▶ _Input data_
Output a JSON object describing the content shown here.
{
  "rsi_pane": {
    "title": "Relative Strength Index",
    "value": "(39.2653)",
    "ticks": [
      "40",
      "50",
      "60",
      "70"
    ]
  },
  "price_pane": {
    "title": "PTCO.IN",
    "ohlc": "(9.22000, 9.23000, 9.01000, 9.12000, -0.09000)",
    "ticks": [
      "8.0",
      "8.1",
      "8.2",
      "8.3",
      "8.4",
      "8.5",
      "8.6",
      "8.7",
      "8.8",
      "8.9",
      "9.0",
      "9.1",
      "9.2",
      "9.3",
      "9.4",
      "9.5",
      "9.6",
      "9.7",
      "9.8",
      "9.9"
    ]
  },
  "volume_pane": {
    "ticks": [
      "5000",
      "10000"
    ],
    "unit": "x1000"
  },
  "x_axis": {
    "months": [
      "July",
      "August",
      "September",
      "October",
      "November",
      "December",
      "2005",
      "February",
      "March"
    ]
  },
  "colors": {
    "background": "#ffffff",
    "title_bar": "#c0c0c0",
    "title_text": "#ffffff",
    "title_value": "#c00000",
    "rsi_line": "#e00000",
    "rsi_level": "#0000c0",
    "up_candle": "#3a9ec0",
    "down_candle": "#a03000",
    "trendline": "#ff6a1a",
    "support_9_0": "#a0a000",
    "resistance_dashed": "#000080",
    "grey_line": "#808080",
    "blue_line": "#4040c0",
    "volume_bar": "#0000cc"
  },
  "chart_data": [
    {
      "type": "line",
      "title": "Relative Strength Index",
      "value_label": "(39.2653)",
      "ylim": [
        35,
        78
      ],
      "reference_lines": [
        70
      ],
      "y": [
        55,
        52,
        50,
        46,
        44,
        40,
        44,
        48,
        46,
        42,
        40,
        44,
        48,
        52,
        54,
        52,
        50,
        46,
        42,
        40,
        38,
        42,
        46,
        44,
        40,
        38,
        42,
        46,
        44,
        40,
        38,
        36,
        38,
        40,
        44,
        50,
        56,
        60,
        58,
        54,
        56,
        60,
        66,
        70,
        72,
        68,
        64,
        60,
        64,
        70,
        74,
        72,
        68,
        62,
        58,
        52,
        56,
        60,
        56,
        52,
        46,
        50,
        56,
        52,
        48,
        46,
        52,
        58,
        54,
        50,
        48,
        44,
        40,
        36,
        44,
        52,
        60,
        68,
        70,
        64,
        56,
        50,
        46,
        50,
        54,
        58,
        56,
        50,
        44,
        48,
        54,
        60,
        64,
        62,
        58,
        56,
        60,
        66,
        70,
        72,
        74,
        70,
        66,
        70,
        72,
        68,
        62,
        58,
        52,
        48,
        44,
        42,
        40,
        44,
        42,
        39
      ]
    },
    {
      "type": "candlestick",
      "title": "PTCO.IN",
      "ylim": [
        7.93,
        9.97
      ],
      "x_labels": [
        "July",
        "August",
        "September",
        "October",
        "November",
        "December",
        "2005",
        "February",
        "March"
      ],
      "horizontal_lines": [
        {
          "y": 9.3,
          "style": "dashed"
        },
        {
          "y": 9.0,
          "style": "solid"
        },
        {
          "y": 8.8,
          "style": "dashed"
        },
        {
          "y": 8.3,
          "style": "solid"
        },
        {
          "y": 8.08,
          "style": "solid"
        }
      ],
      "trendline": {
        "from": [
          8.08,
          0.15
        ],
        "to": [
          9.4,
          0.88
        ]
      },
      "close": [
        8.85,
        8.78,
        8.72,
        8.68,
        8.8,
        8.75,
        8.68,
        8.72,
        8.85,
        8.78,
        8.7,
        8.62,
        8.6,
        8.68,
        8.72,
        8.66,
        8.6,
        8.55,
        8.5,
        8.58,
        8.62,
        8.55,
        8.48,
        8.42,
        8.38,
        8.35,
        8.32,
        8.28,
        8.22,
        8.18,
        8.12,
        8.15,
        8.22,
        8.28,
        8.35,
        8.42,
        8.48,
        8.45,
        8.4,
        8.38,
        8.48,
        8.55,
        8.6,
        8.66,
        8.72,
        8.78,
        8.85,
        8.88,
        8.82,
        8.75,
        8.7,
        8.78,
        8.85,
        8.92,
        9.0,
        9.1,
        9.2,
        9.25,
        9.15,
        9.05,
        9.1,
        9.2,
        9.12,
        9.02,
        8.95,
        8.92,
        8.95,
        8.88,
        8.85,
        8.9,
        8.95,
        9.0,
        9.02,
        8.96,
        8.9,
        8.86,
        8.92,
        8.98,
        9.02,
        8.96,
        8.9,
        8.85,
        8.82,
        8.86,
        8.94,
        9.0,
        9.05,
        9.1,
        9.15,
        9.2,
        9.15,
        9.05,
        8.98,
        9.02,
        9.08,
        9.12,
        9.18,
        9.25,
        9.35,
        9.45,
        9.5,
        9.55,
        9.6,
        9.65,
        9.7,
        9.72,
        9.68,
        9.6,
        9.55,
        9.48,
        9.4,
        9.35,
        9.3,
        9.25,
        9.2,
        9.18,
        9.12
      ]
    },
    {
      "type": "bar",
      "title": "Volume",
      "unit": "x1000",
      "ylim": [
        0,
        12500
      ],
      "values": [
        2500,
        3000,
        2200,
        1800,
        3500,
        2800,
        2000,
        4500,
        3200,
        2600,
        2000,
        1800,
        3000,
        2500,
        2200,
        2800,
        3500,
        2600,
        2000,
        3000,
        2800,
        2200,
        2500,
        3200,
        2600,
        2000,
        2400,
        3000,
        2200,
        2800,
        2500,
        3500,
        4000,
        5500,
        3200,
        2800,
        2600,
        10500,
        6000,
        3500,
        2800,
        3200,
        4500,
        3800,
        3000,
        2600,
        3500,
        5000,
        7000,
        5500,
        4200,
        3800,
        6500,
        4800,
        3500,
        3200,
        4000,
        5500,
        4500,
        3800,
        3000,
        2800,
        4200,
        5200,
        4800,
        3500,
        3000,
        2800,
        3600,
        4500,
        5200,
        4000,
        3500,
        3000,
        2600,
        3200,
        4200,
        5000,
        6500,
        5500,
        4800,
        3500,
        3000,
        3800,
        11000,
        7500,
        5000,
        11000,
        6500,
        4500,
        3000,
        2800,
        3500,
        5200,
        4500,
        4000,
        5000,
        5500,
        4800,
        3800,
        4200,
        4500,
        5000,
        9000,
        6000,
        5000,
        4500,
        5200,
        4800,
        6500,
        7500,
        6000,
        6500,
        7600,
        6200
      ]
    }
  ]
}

▶ _Task instructions_
List every line from the entries above in which "Relative" appears.

▶ _Right answer_
    "title": "Relative Strength Index",
      "title": "Relative Strength Index",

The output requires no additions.